*Data entries*
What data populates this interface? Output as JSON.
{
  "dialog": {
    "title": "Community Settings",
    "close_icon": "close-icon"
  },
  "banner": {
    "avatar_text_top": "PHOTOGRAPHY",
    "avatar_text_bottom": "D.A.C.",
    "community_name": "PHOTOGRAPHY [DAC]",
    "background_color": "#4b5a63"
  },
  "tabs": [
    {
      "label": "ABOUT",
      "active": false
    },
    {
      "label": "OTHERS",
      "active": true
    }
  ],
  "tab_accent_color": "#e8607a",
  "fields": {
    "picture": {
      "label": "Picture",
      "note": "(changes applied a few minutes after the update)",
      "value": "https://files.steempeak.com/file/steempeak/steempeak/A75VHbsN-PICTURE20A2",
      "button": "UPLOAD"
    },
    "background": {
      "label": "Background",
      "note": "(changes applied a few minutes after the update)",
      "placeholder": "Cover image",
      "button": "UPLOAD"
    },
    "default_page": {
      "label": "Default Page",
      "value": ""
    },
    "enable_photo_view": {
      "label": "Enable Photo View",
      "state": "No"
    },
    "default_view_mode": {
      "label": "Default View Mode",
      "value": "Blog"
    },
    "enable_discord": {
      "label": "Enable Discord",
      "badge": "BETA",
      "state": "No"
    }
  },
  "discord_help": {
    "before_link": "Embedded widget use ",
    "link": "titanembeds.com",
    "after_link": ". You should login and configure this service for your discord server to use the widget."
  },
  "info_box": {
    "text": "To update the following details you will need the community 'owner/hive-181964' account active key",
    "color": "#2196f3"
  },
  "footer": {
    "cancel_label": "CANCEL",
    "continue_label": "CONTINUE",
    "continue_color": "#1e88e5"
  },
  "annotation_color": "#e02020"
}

*Required work*
Exactly reproduce the material above.

*Response to the exercise*
What data populates this interface? Output as JSON.
{
  "dialog": {
    "title": "Community Settings",
    "close_icon": "close-icon"
  },
  "banner": {
    "avatar_text_top": "PHOTOGRAPHY",
    "avatar_text_bottom": "D.A.C.",
    "community_name": "PHOTOGRAPHY [DAC]",
    "background_color": "#4b5a63"
  },
  "tabs": [
    {
      "label": "ABOUT",
      "active": false
    },
    {
      "label": "OTHERS",
      "active": true
    }
  ],
  "tab_accent_color": "#e8607a",
  "fields": {
    "picture": {
      "label": "Picture",
      "note": "(changes applied a few minutes after the update)",
      "value": "https://files.steempeak.com/file/steempeak/steempeak/A75VHbsN-PICTURE20A2",
      "button": "UPLOAD"
    },
    "background": {
      "label": "Background",
      "note": "(changes applied a few minutes after the update)",
      "placeholder": "Cover image",
      "button": "UPLOAD"
    },
    "default_page": {
      "label": "Default Page",
      "value": ""
    },
    "enable_photo_view": {
      "label": "Enable Photo View",
      "state": "No"
    },
    "default_view_mode": {
      "label": "Default View Mode",
      "value": "Blog"
    },
    "enable_discord": {
      "label": "Enable Discord",
      "badge": "BETA",
      "state": "No"
    }
  },
  "discord_help": {
    "before_link": "Embedded widget use ",
    "link": "titanembeds.com",
    "after_link": ". You should login and configure this service for your discord server to use the widget."
  },
  "info_box": {
    "text": "To update the following details you will need the community 'owner/hive-181964' account active key",
    "color": "#2196f3"
  },
  "footer": {
    "cancel_label": "CANCEL",
    "continue_label": "CONTINUE",
    "continue_color": "#1e88e5"
  },
  "annotation_color": "#e02020"
}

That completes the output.